To do: Find and copy every line in the records that includes the string "Profiles".

--- Begin Available records ---

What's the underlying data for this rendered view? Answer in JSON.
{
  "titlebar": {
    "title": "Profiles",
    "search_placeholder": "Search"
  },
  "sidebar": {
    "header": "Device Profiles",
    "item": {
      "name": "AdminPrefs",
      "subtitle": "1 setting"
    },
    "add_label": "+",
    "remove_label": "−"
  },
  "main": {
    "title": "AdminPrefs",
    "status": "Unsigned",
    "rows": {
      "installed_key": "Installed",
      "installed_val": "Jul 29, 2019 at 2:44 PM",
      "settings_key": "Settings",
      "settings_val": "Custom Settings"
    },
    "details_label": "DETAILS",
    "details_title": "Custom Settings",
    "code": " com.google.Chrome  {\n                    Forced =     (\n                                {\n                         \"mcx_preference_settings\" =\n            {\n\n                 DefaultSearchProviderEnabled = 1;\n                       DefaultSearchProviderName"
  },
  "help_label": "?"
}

--- End Available records ---
--- Begin Available records ---

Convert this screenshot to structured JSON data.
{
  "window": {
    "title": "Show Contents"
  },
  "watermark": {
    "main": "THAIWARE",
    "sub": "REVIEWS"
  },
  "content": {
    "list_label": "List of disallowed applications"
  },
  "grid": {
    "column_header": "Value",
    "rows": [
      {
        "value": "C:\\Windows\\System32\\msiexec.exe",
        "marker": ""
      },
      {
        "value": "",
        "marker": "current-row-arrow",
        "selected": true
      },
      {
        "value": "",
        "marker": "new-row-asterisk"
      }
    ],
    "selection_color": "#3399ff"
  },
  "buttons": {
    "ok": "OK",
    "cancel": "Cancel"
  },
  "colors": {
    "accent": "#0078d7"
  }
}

--- End Available records ---

Output for this exercise:
    "title": "Profiles",
    "header": "Device Profiles",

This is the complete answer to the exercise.